For this exercise, report every line of the material that includes "NoBias".

[Dataset]

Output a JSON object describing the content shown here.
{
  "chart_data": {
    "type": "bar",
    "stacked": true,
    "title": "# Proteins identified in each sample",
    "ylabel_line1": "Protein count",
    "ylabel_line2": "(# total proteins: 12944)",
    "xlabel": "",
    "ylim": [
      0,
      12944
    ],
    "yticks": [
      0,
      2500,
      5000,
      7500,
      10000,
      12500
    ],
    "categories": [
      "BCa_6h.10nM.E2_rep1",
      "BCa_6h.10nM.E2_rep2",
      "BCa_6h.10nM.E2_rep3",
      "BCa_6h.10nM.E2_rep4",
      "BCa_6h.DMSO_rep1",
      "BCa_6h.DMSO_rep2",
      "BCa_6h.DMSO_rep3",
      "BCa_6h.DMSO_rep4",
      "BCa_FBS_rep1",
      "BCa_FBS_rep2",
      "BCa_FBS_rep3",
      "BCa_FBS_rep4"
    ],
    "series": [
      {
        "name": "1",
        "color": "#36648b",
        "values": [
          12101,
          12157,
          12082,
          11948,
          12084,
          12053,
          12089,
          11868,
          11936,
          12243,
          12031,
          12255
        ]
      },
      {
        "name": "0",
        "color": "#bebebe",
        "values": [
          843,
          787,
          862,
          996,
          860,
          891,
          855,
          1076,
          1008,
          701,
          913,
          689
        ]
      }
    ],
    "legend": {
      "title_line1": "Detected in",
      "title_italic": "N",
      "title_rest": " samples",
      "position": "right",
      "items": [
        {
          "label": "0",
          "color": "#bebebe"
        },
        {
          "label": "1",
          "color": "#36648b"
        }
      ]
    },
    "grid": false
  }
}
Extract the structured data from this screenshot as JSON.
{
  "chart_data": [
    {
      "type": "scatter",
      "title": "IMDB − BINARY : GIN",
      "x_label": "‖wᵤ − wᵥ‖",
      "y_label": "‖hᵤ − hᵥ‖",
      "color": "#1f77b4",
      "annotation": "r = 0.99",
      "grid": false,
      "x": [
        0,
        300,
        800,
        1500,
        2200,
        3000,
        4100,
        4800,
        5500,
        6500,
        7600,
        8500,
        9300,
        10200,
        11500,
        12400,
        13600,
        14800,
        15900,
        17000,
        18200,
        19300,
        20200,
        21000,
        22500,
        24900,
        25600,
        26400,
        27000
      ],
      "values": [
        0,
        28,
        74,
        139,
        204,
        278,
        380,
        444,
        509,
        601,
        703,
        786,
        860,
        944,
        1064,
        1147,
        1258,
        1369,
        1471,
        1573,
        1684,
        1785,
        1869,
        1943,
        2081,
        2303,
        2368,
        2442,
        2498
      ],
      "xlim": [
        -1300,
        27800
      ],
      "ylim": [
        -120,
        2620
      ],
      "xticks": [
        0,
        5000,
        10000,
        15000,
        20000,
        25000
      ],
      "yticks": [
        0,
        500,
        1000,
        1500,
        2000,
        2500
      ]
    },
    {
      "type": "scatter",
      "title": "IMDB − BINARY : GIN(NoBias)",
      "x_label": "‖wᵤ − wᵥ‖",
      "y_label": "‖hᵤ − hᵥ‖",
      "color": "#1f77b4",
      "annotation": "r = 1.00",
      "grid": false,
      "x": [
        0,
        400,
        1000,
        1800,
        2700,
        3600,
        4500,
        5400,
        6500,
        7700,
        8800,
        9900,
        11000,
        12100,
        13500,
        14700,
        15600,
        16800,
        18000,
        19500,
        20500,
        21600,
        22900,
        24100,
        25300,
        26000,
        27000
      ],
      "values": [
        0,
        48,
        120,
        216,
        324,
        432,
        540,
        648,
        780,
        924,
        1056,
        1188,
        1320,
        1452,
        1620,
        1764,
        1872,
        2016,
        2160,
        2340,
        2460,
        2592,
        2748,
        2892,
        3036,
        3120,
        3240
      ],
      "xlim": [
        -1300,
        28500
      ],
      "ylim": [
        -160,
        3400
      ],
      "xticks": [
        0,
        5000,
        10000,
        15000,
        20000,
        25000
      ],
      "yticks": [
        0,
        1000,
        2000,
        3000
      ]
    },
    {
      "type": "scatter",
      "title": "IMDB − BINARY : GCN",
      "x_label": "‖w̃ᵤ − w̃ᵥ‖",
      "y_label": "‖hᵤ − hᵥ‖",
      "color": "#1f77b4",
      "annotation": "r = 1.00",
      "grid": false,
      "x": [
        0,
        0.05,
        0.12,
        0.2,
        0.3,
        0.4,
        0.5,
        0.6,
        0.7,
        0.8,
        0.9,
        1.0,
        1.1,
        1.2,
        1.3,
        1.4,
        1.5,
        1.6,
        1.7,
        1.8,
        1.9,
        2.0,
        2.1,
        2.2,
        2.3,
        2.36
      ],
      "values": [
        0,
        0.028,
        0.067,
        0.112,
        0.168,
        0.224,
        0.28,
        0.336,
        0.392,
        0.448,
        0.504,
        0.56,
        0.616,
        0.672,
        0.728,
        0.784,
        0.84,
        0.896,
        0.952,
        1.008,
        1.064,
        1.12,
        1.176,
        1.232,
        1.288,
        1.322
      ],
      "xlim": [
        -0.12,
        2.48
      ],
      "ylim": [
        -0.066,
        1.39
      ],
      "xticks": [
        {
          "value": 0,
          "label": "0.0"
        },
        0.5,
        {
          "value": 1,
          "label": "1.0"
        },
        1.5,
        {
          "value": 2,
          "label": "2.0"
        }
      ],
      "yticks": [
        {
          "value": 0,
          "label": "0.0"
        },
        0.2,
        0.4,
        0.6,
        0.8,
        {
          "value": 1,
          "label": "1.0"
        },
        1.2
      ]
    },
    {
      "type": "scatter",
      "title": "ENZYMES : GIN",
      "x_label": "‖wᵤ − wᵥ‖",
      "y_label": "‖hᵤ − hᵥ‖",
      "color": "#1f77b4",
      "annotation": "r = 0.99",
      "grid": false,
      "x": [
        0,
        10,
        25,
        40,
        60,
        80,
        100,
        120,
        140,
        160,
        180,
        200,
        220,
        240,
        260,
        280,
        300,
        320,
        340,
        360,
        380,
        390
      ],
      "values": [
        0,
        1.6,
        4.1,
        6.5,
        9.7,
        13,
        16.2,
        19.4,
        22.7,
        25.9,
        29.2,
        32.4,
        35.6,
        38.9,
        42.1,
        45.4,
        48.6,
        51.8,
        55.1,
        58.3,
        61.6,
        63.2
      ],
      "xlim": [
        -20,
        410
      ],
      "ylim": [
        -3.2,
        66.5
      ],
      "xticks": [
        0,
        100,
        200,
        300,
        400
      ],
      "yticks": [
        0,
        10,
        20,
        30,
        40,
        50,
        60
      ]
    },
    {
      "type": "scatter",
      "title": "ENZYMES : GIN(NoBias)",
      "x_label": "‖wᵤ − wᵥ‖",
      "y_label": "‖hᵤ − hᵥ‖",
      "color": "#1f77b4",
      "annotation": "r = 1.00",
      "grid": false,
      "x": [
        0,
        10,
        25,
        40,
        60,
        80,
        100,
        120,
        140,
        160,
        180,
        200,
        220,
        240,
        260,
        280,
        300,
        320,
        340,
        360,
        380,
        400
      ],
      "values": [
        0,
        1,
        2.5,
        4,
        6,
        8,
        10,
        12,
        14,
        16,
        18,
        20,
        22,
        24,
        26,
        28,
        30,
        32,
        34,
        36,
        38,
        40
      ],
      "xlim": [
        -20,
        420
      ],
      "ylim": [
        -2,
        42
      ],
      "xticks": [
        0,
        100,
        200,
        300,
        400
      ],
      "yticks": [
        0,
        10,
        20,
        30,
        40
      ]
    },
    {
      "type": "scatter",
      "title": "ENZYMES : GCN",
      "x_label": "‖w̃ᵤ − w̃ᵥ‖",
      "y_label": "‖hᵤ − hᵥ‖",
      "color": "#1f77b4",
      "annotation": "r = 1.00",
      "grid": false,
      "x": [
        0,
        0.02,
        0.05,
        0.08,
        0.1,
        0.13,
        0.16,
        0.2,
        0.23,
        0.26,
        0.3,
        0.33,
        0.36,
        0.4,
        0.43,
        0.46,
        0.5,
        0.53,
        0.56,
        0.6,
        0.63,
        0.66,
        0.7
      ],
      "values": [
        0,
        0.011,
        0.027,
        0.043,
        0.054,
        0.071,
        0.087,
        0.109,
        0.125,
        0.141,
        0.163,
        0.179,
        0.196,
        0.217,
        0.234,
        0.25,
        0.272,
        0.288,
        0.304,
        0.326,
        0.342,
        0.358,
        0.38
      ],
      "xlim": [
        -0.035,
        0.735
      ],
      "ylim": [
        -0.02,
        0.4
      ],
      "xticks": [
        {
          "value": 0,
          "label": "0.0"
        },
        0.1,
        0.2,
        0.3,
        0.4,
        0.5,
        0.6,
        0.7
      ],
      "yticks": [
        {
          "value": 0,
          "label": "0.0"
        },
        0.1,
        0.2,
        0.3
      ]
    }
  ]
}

[/Dataset]

### Written answer
      "title": "IMDB − BINARY : GIN(NoBias)",
      "title": "ENZYMES : GIN(NoBias)",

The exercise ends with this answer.